▶ [Selection]
================

The tantras are in fact a political/spiritual movement which, as a group, asserts that there is no monopoly on spiritual teaching or practice. In other words, enlightenment is possible for everyone, no mater if you are not a Brhaman, and even if you are an untouchable, you too can achieve Moksha. A comparable phenomenon can be seen in the proliferation of Evnagelical sects in the US, mostly based on Acts: "your sons and daughters shall prophesy." Meaning, anyone can be a vessel of divine revelation as long as the Holy Ghost has anointed you as such. There is something admirably iconoclastic about such movements, East and West.
Back to the topic: Another way of conceiving the notion of left might be the concept of backward. Because a primary impulse of a trantra is to assert that there is more than one way to skin an ego, there is also the tendency to look at misbehaving as a positive virtue. This is the meaning of left hand; it is a practice which, when viewed by pedestrian morals and aesthetics seem abhorrent, or just plain wrong.

================

▶ [Data]
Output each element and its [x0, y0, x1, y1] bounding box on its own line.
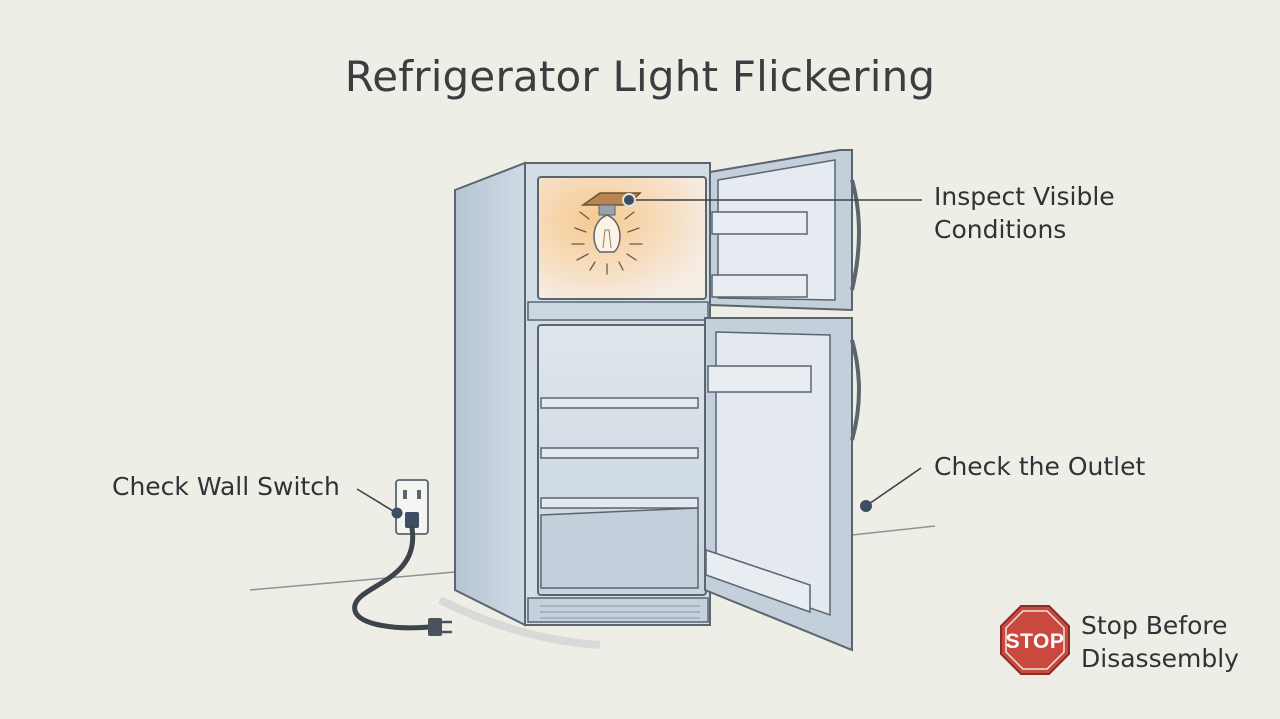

================

▶ [Set problem 1]
Swap "enlightenment" for "liberation" in the passage on the tantras, starting with "The tantras are" and going on through "East and West.", and write out the result.
▶ [Set problem 2]
Resume the passage on the tantras after its final sentence.
The listing stands apart from the passage on the tantras.

▶ [Final answer 1]
The tantras are in fact a political/spiritual movement which, as a group, asserts that there is no monopoly on spiritual teaching or practice. In other words, liberation is possible for everyone, no mater if you are not a Brhaman, and even if you are an untouchable, you too can achieve Moksha. A comparable phenomenon can be seen in the proliferation of Evnagelical sects in the US, mostly based on Acts: "your sons and daughters shall prophesy." Meaning, anyone can be a vessel of divine revelation as long as the Holy Ghost has anointed you as such. There is something admirably iconoclastic about such movements, East and West.

▶ [Final answer 2]
Crowley is a fairly easy target when discussing his humanity. He is a lot more difficult to fault when one is talking about his status as a magician and a mystic. Case in point, he tried everything, pretty much without prejudice—Islamic, Christian, Buddhist, Jewish, and Hindi mystical and magical practices, not to mention his experimentation with drugs and sex. For this reason I would find it hard to believe that he would not have been interested in, and did not experiment with left hand techniques. Didn't he post an advertisement at some point for artists models with physical deformities? This would be a classic left hand stratagem if it were true, re-educating the aesthetics sense to find joy and pleasure in what otherwise would have been repugnant.